Figure data in JSON
Begin

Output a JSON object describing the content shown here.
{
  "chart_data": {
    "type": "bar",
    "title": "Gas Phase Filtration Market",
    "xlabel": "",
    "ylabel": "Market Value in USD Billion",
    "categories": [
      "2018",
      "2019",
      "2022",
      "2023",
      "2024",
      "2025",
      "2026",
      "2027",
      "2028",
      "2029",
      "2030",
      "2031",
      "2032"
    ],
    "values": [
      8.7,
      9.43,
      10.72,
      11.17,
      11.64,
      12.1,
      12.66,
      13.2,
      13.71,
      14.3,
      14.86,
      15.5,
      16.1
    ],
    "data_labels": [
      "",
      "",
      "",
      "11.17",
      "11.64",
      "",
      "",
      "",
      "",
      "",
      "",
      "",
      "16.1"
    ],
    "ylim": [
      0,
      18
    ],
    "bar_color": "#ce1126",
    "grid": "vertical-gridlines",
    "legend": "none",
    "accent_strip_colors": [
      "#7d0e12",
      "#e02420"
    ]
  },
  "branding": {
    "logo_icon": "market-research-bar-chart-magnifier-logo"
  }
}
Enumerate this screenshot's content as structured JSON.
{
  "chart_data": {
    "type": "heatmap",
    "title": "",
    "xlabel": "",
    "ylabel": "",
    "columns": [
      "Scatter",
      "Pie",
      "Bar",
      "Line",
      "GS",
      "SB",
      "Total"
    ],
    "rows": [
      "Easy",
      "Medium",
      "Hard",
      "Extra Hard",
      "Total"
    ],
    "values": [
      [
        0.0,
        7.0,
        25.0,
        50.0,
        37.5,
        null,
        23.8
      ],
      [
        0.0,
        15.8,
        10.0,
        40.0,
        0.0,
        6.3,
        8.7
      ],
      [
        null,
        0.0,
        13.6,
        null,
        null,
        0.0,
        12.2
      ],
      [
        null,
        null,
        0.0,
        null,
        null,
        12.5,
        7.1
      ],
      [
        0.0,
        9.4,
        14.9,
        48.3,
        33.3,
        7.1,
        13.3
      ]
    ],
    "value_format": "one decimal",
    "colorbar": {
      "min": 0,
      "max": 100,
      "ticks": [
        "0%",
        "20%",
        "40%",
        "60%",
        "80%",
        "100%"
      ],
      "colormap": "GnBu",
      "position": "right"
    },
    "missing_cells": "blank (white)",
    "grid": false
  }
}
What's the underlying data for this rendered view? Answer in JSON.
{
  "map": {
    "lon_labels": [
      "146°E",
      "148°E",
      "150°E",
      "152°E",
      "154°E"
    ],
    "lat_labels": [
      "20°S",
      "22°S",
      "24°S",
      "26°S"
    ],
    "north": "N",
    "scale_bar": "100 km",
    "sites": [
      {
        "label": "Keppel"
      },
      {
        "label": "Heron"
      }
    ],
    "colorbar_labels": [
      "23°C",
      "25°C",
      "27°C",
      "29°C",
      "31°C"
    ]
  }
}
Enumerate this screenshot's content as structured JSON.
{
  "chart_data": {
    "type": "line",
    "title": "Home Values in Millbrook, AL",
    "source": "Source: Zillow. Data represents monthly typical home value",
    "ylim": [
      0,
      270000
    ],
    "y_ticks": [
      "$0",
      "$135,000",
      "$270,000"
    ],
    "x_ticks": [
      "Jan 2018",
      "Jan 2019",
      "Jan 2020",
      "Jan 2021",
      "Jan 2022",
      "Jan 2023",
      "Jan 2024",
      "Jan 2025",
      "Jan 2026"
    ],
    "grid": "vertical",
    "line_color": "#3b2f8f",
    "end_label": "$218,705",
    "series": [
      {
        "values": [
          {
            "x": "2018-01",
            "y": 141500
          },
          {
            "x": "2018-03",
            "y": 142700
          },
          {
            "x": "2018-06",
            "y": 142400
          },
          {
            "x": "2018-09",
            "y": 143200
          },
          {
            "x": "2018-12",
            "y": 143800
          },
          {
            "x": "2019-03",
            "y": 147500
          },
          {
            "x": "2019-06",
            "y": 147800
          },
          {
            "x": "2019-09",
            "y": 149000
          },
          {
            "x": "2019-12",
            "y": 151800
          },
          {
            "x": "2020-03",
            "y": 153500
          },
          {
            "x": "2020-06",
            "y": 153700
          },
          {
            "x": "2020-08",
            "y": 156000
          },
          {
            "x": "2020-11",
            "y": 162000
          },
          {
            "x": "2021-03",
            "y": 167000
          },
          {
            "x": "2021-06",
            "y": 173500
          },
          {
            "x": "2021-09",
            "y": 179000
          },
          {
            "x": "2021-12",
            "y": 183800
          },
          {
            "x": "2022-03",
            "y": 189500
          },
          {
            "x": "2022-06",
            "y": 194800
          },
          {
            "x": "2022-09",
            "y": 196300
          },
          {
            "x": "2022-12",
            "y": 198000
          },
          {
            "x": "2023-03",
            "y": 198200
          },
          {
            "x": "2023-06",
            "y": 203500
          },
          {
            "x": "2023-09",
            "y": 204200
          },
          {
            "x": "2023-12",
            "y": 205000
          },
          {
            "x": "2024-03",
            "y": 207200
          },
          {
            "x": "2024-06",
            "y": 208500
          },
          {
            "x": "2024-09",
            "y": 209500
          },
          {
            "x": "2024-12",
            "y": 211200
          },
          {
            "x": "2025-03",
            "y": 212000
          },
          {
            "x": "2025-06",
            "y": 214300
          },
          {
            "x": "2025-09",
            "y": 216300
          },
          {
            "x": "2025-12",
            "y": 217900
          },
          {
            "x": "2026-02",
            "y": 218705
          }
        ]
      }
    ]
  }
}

End

WHAT IS NEEDED
Look through the records above and report how many lines hold the word "title", giving only the number.

COMPLETE OUTPUT
3